> [Stated problem]: Check each line of the material. Copy those containing "chrome".

> [Items]:
_ _ _ _

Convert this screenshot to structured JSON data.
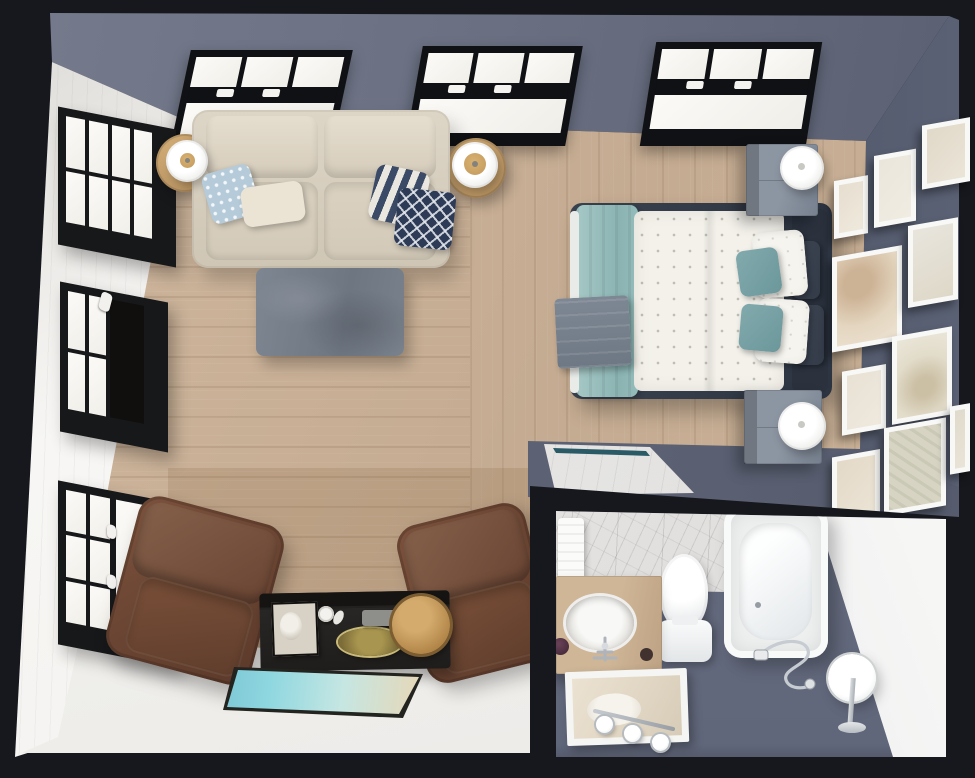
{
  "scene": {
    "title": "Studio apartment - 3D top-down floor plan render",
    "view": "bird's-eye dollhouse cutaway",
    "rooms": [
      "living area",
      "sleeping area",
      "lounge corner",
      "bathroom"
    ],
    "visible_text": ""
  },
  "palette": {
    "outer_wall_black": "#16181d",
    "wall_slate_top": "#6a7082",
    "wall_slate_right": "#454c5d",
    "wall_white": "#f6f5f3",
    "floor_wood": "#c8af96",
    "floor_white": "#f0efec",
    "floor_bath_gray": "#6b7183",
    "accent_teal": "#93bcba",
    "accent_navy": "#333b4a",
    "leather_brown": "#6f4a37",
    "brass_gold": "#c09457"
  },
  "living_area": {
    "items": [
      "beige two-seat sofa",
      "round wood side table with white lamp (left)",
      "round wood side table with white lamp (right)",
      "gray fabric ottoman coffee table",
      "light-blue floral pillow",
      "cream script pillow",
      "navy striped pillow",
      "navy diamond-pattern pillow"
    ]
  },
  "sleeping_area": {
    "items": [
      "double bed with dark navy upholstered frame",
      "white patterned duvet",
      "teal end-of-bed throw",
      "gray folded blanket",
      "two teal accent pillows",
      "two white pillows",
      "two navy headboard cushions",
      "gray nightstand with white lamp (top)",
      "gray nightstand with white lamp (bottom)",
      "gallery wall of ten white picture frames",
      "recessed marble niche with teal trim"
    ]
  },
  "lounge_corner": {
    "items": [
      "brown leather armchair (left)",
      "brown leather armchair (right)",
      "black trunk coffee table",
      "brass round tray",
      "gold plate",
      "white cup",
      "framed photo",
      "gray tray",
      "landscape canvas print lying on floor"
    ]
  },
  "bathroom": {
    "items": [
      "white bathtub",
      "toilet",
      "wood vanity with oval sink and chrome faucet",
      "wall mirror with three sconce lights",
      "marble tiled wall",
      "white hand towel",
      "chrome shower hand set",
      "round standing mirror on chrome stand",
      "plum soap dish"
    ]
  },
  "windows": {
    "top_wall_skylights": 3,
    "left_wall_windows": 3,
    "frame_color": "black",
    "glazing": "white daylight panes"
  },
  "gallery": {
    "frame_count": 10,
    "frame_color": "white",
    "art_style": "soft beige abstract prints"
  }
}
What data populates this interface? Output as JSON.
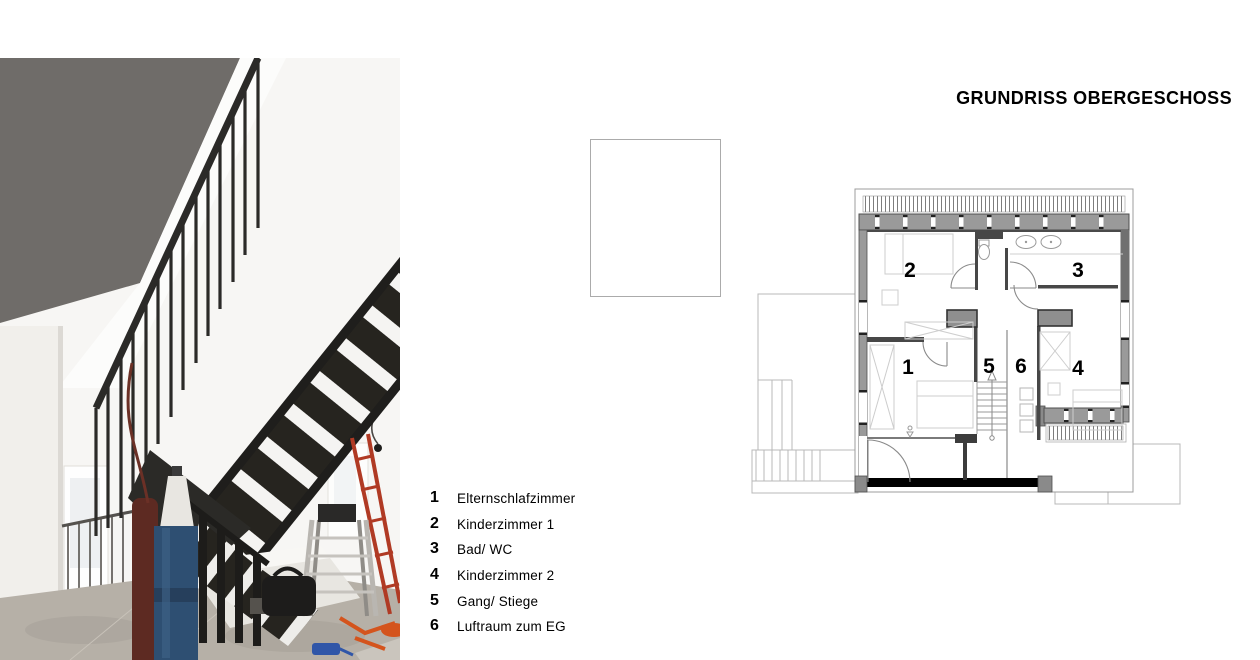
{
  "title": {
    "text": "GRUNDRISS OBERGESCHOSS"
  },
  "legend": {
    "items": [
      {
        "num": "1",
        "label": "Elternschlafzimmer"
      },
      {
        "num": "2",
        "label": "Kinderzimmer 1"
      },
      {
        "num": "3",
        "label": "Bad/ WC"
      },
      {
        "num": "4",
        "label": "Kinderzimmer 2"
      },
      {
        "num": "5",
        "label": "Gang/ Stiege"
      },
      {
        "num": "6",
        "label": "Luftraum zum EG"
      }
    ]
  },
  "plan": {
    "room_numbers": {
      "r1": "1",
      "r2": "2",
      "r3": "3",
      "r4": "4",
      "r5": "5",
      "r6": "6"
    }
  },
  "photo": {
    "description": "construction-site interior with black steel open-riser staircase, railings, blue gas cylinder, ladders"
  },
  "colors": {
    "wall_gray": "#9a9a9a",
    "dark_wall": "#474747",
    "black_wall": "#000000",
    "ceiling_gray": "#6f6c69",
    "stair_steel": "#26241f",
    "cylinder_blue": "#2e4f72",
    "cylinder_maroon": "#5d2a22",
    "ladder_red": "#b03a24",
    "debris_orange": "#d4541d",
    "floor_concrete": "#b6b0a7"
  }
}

_ _ _ _

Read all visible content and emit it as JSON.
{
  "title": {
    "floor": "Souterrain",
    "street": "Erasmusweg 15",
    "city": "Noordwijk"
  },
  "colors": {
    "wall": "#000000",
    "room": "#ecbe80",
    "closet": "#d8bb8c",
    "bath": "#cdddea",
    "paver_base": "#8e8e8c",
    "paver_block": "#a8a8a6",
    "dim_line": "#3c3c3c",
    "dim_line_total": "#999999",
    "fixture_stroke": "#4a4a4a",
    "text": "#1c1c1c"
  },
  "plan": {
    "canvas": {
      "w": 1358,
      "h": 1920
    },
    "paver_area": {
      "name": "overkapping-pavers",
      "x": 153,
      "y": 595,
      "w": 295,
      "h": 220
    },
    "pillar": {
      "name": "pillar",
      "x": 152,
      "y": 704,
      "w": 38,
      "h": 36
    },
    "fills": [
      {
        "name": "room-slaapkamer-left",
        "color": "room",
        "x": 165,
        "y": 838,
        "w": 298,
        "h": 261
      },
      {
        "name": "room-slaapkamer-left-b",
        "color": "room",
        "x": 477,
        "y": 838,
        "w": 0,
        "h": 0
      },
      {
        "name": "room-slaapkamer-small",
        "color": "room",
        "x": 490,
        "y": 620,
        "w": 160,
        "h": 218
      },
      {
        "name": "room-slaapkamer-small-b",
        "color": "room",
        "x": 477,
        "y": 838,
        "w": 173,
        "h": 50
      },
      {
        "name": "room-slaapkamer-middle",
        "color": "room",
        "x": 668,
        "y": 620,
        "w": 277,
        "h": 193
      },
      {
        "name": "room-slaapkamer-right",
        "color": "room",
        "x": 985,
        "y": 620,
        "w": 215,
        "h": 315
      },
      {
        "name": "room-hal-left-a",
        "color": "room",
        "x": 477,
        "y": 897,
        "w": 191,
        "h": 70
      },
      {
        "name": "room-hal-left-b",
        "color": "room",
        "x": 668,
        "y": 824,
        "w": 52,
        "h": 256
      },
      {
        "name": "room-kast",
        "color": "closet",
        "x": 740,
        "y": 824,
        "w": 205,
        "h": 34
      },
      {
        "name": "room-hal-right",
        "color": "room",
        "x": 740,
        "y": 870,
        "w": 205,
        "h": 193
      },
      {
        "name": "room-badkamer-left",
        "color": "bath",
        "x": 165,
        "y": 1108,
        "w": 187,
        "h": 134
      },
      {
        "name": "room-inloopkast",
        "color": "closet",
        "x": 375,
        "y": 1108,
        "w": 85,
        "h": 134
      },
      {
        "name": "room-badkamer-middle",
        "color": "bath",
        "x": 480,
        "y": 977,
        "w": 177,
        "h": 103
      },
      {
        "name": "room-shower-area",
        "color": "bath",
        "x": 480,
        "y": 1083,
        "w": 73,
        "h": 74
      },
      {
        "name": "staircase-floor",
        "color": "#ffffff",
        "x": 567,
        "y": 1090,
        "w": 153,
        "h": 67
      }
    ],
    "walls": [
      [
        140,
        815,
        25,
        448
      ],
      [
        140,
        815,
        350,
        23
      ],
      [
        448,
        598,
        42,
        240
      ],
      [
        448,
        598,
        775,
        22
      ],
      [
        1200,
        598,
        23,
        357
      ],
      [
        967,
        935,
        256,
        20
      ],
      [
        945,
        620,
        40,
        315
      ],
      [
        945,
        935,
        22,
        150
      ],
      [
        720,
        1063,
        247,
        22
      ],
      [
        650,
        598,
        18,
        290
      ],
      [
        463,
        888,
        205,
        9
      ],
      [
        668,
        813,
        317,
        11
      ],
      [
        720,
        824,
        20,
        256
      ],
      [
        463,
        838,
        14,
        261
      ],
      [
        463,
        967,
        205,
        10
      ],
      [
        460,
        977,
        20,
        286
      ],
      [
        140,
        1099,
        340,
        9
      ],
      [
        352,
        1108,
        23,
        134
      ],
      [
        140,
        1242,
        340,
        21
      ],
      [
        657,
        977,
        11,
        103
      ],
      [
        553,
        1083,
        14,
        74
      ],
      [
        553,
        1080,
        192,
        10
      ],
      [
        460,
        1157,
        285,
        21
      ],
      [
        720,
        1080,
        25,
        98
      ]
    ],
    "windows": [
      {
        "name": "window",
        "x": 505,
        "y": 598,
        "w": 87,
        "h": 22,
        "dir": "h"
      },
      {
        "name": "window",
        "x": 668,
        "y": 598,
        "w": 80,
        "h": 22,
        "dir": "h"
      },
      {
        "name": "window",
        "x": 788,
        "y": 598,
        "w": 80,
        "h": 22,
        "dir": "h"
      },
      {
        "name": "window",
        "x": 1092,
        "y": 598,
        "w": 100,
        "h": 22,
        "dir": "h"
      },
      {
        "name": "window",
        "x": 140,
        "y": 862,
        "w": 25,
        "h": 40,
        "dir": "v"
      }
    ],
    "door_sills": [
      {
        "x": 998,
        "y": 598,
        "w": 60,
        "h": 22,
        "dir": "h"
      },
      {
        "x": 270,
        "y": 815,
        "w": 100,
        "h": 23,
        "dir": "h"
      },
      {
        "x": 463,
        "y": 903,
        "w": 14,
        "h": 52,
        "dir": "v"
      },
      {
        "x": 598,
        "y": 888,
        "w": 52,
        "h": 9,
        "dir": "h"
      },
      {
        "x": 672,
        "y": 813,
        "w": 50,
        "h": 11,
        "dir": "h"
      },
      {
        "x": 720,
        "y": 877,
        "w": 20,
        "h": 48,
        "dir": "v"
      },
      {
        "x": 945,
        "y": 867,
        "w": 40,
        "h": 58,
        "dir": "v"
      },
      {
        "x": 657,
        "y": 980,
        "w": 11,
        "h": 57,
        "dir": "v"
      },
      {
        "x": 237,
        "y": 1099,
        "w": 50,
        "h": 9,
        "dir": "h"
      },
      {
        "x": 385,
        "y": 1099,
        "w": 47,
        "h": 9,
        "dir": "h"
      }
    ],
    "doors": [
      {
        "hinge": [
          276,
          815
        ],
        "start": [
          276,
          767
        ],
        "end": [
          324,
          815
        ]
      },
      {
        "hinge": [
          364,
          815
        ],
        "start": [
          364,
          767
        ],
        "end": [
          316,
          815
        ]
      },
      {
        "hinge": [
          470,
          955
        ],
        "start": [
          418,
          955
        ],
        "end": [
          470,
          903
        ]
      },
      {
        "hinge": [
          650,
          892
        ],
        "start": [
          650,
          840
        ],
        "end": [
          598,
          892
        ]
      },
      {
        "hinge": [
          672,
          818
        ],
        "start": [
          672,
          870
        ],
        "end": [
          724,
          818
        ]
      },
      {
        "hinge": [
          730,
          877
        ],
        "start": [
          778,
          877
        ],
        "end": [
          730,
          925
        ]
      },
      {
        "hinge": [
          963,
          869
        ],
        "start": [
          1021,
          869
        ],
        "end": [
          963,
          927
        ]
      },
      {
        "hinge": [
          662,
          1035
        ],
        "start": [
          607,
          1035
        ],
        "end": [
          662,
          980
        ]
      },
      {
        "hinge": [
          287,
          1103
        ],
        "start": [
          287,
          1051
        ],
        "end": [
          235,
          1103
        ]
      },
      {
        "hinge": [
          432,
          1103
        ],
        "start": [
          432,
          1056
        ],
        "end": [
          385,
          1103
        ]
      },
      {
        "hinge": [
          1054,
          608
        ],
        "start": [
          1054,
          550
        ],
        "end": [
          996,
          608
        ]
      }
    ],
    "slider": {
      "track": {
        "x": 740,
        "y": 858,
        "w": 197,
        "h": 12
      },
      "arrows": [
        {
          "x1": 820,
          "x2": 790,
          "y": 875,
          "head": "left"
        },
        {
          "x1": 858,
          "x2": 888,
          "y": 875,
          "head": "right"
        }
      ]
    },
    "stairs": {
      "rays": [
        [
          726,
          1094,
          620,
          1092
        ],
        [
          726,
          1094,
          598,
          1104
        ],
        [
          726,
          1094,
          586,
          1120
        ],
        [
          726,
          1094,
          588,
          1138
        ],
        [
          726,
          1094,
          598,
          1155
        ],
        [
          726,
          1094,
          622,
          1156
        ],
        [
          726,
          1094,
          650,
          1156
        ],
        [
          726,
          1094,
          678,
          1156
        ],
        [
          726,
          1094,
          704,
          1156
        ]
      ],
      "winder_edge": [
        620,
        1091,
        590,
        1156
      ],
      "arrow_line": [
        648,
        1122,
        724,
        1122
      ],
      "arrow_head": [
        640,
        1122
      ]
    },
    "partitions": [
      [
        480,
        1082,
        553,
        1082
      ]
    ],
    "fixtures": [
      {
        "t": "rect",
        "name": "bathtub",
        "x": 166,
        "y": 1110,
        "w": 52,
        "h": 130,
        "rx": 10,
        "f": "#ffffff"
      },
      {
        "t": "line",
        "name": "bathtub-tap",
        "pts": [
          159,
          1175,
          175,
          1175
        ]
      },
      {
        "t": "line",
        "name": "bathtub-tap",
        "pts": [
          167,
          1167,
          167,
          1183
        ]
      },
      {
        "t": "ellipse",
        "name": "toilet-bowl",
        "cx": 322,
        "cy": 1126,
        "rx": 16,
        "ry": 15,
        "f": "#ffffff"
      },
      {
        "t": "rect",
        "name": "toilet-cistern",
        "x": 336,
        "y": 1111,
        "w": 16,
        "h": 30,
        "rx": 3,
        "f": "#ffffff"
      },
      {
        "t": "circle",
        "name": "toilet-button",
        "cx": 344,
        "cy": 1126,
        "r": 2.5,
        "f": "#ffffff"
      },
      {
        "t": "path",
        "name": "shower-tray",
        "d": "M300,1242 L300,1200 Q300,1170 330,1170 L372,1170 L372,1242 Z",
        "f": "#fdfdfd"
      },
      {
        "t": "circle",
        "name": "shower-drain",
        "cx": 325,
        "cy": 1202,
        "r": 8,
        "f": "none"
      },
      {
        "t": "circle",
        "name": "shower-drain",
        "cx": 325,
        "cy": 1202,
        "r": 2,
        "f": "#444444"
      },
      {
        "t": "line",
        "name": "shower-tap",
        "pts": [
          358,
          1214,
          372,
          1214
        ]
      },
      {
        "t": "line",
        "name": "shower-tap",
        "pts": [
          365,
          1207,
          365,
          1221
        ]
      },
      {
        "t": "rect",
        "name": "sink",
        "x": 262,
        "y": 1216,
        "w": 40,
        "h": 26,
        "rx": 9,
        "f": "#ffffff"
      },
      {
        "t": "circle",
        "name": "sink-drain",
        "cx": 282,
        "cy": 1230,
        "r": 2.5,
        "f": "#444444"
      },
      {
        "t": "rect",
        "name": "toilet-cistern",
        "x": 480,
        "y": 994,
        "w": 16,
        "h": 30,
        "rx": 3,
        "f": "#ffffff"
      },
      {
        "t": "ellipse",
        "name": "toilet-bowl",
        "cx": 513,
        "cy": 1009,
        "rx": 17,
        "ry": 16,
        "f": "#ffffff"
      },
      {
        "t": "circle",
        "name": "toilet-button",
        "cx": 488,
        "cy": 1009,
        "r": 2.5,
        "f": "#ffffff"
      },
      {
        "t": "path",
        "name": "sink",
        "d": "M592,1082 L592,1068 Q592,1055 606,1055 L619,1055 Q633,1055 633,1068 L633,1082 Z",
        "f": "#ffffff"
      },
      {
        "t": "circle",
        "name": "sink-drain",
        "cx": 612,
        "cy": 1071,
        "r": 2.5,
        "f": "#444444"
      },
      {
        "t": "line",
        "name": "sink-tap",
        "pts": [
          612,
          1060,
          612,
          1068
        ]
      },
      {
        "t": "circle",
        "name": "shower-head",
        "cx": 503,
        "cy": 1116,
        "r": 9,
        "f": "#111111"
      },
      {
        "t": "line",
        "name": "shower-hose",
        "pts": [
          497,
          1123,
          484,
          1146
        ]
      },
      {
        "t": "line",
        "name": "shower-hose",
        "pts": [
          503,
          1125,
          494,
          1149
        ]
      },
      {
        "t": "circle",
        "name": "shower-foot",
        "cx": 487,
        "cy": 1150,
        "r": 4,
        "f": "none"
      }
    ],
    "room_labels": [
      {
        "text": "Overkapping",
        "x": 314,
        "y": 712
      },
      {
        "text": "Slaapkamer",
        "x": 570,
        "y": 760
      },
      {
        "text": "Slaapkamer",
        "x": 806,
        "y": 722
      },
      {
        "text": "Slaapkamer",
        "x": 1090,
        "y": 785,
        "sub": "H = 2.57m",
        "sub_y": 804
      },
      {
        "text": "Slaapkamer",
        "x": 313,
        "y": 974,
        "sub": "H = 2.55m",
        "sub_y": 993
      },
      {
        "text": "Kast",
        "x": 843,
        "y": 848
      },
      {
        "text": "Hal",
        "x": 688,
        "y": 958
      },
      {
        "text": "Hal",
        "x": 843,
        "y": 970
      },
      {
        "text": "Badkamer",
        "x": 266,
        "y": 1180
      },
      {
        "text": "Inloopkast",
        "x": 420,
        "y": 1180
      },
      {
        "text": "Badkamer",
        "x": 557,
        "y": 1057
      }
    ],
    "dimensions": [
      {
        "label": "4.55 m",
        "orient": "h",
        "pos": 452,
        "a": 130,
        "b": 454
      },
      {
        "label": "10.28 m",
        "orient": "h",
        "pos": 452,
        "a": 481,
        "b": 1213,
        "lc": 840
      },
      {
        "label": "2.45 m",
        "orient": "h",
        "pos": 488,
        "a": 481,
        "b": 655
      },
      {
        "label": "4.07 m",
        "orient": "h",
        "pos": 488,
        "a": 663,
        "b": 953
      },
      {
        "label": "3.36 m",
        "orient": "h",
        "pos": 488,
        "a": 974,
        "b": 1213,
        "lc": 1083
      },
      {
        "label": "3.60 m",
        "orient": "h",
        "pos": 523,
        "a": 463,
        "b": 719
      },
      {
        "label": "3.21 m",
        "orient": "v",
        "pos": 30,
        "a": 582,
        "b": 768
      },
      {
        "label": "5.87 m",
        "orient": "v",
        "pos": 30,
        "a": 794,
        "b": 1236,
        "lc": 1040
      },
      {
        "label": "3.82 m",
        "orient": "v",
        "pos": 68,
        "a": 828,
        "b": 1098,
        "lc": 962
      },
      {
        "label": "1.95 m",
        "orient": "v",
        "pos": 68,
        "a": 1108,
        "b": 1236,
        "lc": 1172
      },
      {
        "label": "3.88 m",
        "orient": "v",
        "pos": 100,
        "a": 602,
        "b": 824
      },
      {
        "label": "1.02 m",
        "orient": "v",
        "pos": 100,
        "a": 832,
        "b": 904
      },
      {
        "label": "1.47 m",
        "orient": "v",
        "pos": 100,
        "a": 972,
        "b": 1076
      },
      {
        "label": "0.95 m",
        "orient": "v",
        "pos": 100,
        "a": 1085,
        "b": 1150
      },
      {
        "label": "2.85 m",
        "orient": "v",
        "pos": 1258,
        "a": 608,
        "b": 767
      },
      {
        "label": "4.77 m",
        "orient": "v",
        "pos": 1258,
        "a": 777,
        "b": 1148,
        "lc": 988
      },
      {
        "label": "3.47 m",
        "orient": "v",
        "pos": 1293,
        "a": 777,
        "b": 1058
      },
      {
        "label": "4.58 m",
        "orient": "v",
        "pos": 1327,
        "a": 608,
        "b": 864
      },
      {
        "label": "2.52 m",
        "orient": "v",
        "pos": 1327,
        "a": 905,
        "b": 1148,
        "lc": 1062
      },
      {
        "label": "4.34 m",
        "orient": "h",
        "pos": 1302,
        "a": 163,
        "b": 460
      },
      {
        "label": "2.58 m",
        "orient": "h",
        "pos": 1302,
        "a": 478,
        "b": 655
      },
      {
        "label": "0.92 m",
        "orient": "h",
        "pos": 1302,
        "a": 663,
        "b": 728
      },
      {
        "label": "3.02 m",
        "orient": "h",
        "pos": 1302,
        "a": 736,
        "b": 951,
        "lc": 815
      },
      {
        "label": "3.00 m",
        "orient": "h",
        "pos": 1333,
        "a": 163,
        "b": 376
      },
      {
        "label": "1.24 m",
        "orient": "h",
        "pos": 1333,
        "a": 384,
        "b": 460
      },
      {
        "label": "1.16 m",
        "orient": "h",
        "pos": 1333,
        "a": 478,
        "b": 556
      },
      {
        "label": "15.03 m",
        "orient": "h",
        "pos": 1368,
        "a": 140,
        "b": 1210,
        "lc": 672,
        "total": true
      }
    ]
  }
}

_ _ _ _

> [Task output]:
      "wood vanity with oval sink and chrome faucet",
      "chrome shower hand set",
      "round standing mirror on chrome stand",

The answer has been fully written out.